> What you are asked to do
Output all the entries word for word. Omit the pictures.

* begin Stored data *

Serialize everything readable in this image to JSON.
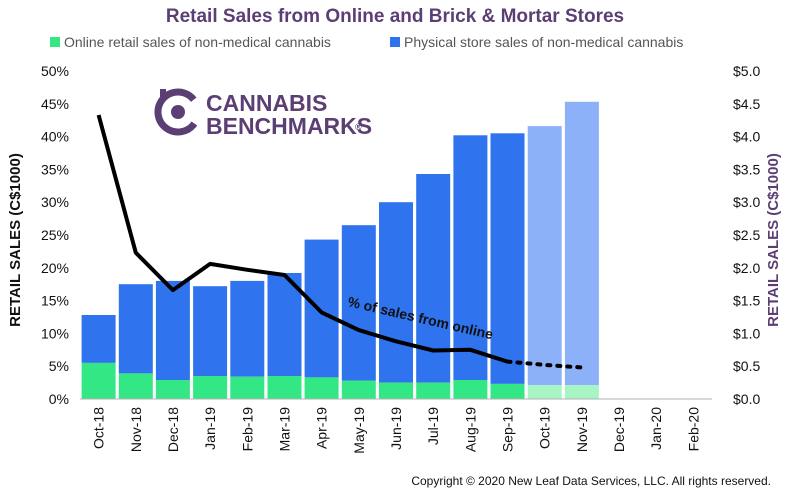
{
  "chart_data": {
    "type": "bar",
    "title": "Retail Sales from Online and Brick & Mortar Stores",
    "categories": [
      "Oct-18",
      "Nov-18",
      "Dec-18",
      "Jan-19",
      "Feb-19",
      "Mar-19",
      "Apr-19",
      "May-19",
      "Jun-19",
      "Jul-19",
      "Aug-19",
      "Sep-19",
      "Oct-19",
      "Nov-19",
      "Dec-19",
      "Jan-20",
      "Feb-20"
    ],
    "stacked": true,
    "ylabel": "RETAIL SALES (C$1000)",
    "y2label": "RETAIL SALES (C$1000)",
    "ylim": [
      0,
      0.5
    ],
    "y2lim": [
      0,
      5.0
    ],
    "yticks": [
      "0%",
      "5%",
      "10%",
      "15%",
      "20%",
      "25%",
      "30%",
      "35%",
      "40%",
      "45%",
      "50%"
    ],
    "y2ticks": [
      "$0.0",
      "$0.5",
      "$1.0",
      "$1.5",
      "$2.0",
      "$2.5",
      "$3.0",
      "$3.5",
      "$4.0",
      "$4.5",
      "$5.0"
    ],
    "series": [
      {
        "name": "Online retail sales of non-medical cannabis",
        "axis": "right",
        "color": "#33e884",
        "projected_color": "#a7f5c4",
        "values": [
          0.55,
          0.39,
          0.29,
          0.35,
          0.34,
          0.35,
          0.33,
          0.28,
          0.25,
          0.25,
          0.29,
          0.23,
          0.21,
          0.21,
          null,
          null,
          null
        ]
      },
      {
        "name": "Physical store sales of non-medical cannabis",
        "axis": "right",
        "color": "#2f73ee",
        "projected_color": "#8db1f9",
        "values": [
          0.73,
          1.36,
          1.51,
          1.37,
          1.46,
          1.57,
          2.1,
          2.37,
          2.75,
          3.18,
          3.73,
          3.82,
          3.95,
          4.32,
          null,
          null,
          null
        ]
      },
      {
        "name": "% of sales from online",
        "axis": "left",
        "type": "line",
        "color": "#000000",
        "values": [
          0.433,
          0.223,
          0.166,
          0.206,
          0.197,
          0.189,
          0.132,
          0.105,
          0.088,
          0.074,
          0.075,
          0.057,
          0.052,
          0.048,
          null,
          null,
          null
        ]
      }
    ],
    "projected_from_index": 12,
    "annotation": "% of sales from online",
    "legend_position": "top",
    "grid": false
  },
  "logo": {
    "line1": "CANNABIS",
    "line2": "BENCHMARKS",
    "mark": "®",
    "color": "#5b3f74"
  },
  "copyright": "Copyright © 2020 New Leaf Data Services, LLC.  All rights reserved."
}
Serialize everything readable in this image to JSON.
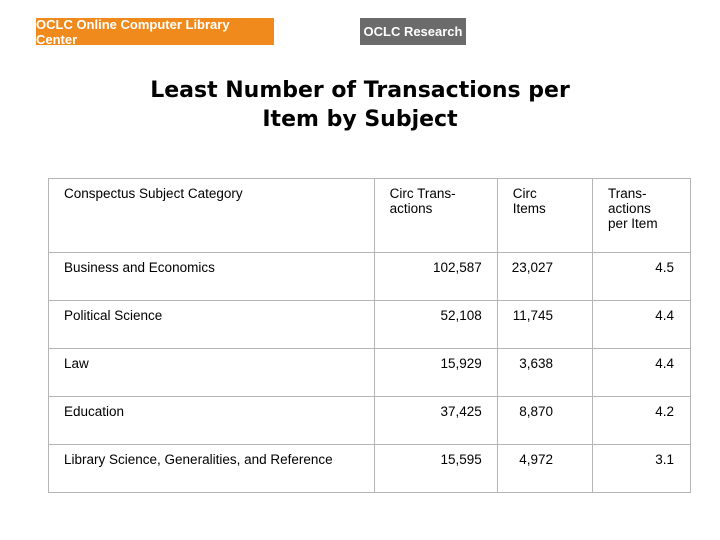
{
  "header": {
    "logo_left": "OCLC Online Computer Library Center",
    "logo_right": "OCLC Research"
  },
  "title": {
    "line1": "Least Number of Transactions per",
    "line2": "Item by Subject"
  },
  "table": {
    "headers": {
      "category": "Conspectus Subject Category",
      "circ_trans_line1": "Circ Trans-",
      "circ_trans_line2": "actions",
      "circ_items_line1": "Circ",
      "circ_items_line2": "Items",
      "per_item_line1": "Trans-",
      "per_item_line2": "actions",
      "per_item_line3": "per Item"
    },
    "rows": [
      {
        "category": "Business and Economics",
        "circ_transactions": "102,587",
        "circ_items": "23,027",
        "per_item": "4.5"
      },
      {
        "category": "Political Science",
        "circ_transactions": "52,108",
        "circ_items": "11,745",
        "per_item": "4.4"
      },
      {
        "category": "Law",
        "circ_transactions": "15,929",
        "circ_items": "3,638",
        "per_item": "4.4"
      },
      {
        "category": "Education",
        "circ_transactions": "37,425",
        "circ_items": "8,870",
        "per_item": "4.2"
      },
      {
        "category": "Library Science, Generalities, and Reference",
        "circ_transactions": "15,595",
        "circ_items": "4,972",
        "per_item": "3.1"
      }
    ]
  }
}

* end Stored data *

> Answer
Serialize everything readable in this image to JSON.
{
  "chart_data": {
    "type": "bar",
    "title": "Retail Sales from Online and Brick & Mortar Stores",
    "categories": [
      "Oct-18",
      "Nov-18",
      "Dec-18",
      "Jan-19",
      "Feb-19",
      "Mar-19",
      "Apr-19",
      "May-19",
      "Jun-19",
      "Jul-19",
      "Aug-19",
      "Sep-19",
      "Oct-19",
      "Nov-19",
      "Dec-19",
      "Jan-20",
      "Feb-20"
    ],
    "stacked": true,
    "ylabel": "RETAIL SALES (C$1000)",
    "y2label": "RETAIL SALES (C$1000)",
    "ylim": [
      0,
      0.5
    ],
    "y2lim": [
      0,
      5.0
    ],
    "yticks": [
      "0%",
      "5%",
      "10%",
      "15%",
      "20%",
      "25%",
      "30%",
      "35%",
      "40%",
      "45%",
      "50%"
    ],
    "y2ticks": [
      "$0.0",
      "$0.5",
      "$1.0",
      "$1.5",
      "$2.0",
      "$2.5",
      "$3.0",
      "$3.5",
      "$4.0",
      "$4.5",
      "$5.0"
    ],
    "series": [
      {
        "name": "Online retail sales of non-medical cannabis",
        "axis": "right",
        "color": "#33e884",
        "projected_color": "#a7f5c4",
        "values": [
          0.55,
          0.39,
          0.29,
          0.35,
          0.34,
          0.35,
          0.33,
          0.28,
          0.25,
          0.25,
          0.29,
          0.23,
          0.21,
          0.21,
          null,
          null,
          null
        ]
      },
      {
        "name": "Physical store sales of non-medical cannabis",
        "axis": "right",
        "color": "#2f73ee",
        "projected_color": "#8db1f9",
        "values": [
          0.73,
          1.36,
          1.51,
          1.37,
          1.46,
          1.57,
          2.1,
          2.37,
          2.75,
          3.18,
          3.73,
          3.82,
          3.95,
          4.32,
          null,
          null,
          null
        ]
      },
      {
        "name": "% of sales from online",
        "axis": "left",
        "type": "line",
        "color": "#000000",
        "values": [
          0.433,
          0.223,
          0.166,
          0.206,
          0.197,
          0.189,
          0.132,
          0.105,
          0.088,
          0.074,
          0.075,
          0.057,
          0.052,
          0.048,
          null,
          null,
          null
        ]
      }
    ],
    "projected_from_index": 12,
    "annotation": "% of sales from online",
    "legend_position": "top",
    "grid": false
  },
  "logo": {
    "line1": "CANNABIS",
    "line2": "BENCHMARKS",
    "mark": "®",
    "color": "#5b3f74"
  },
  "copyright": "Copyright © 2020 New Leaf Data Services, LLC.  All rights reserved."
}
Serialize everything readable in this image to JSON.
{
  "header": {
    "logo_left": "OCLC Online Computer Library Center",
    "logo_right": "OCLC Research"
  },
  "title": {
    "line1": "Least Number of Transactions per",
    "line2": "Item by Subject"
  },
  "table": {
    "headers": {
      "category": "Conspectus Subject Category",
      "circ_trans_line1": "Circ Trans-",
      "circ_trans_line2": "actions",
      "circ_items_line1": "Circ",
      "circ_items_line2": "Items",
      "per_item_line1": "Trans-",
      "per_item_line2": "actions",
      "per_item_line3": "per Item"
    },
    "rows": [
      {
        "category": "Business and Economics",
        "circ_transactions": "102,587",
        "circ_items": "23,027",
        "per_item": "4.5"
      },
      {
        "category": "Political Science",
        "circ_transactions": "52,108",
        "circ_items": "11,745",
        "per_item": "4.4"
      },
      {
        "category": "Law",
        "circ_transactions": "15,929",
        "circ_items": "3,638",
        "per_item": "4.4"
      },
      {
        "category": "Education",
        "circ_transactions": "37,425",
        "circ_items": "8,870",
        "per_item": "4.2"
      },
      {
        "category": "Library Science, Generalities, and Reference",
        "circ_transactions": "15,595",
        "circ_items": "4,972",
        "per_item": "3.1"
      }
    ]
  }
}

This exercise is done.